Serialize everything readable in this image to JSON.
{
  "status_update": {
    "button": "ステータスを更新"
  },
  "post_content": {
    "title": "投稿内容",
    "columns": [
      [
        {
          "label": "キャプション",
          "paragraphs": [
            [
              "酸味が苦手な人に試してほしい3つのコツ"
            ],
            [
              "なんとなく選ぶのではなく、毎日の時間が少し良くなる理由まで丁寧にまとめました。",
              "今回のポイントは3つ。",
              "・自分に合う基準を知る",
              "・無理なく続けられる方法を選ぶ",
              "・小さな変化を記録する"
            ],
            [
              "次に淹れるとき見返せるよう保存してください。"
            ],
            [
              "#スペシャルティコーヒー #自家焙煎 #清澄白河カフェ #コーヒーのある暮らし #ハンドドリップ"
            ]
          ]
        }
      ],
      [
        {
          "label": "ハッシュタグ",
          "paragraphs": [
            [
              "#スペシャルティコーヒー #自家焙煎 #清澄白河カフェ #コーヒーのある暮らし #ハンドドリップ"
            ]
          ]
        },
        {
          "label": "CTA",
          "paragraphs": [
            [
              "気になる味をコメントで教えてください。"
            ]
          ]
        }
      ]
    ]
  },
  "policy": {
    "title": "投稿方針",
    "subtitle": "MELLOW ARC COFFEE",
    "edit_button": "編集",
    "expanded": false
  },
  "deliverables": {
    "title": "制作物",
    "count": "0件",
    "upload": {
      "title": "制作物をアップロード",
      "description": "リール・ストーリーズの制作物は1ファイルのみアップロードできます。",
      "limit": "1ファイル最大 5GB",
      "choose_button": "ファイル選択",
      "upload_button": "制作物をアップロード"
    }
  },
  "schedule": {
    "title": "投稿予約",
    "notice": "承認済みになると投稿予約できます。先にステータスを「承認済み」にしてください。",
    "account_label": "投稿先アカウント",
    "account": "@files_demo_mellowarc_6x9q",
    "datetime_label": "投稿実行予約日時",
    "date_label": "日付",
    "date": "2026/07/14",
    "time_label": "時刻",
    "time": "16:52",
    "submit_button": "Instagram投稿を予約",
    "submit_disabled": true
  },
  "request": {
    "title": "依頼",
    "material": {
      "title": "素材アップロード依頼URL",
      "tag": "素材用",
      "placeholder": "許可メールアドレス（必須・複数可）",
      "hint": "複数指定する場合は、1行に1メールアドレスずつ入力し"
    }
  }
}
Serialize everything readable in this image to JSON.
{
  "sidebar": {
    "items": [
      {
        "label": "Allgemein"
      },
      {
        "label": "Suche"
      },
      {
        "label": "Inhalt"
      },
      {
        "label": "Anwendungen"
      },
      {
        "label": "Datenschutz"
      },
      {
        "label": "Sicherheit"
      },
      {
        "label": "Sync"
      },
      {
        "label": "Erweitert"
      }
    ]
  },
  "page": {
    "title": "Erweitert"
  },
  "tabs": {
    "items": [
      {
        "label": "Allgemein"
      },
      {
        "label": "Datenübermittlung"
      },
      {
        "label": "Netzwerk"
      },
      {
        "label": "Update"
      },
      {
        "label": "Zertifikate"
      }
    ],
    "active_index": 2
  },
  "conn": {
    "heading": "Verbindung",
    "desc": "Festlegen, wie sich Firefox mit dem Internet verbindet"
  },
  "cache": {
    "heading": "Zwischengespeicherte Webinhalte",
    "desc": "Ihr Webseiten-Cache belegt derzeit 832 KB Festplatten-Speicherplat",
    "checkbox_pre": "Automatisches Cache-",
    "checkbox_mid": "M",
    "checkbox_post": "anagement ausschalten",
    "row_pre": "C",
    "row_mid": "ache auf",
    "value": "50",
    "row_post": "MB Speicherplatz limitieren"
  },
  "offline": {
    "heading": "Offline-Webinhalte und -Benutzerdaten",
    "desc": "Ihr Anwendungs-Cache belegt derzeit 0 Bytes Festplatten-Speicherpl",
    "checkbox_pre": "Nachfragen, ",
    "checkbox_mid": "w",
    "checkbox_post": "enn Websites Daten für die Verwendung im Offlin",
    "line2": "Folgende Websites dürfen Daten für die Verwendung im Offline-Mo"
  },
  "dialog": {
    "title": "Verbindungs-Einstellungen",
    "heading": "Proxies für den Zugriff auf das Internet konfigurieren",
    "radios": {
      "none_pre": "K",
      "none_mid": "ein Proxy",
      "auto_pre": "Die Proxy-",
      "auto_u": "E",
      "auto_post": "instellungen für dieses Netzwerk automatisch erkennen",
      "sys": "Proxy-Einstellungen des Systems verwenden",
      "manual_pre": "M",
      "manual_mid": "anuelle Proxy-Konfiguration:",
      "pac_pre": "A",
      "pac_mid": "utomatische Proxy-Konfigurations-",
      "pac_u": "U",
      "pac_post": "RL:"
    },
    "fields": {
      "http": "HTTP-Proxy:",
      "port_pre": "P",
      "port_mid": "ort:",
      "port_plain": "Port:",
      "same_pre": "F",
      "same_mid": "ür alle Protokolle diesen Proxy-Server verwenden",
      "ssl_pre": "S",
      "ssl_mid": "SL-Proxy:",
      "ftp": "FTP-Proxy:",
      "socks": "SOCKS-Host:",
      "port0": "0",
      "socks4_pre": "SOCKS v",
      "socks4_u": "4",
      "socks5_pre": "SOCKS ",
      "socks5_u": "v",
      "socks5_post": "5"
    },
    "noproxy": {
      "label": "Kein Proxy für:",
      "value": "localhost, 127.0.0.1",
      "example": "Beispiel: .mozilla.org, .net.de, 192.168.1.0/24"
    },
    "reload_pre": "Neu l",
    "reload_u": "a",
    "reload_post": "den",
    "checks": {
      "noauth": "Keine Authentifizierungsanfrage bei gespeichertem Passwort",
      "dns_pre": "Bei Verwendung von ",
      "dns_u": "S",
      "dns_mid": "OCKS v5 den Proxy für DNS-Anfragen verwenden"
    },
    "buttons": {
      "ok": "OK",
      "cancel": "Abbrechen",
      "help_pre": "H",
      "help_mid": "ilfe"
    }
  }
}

**WRITTEN REQUEST:** Where does the word "verwenden" appear in the listing? List each line that holds it.

**REPLY TO THE TASK:**
      "sys": "Proxy-Einstellungen des Systems verwenden",
      "same_mid": "ür alle Protokolle diesen Proxy-Server verwenden",
      "dns_mid": "OCKS v5 den Proxy für DNS-Anfragen verwenden"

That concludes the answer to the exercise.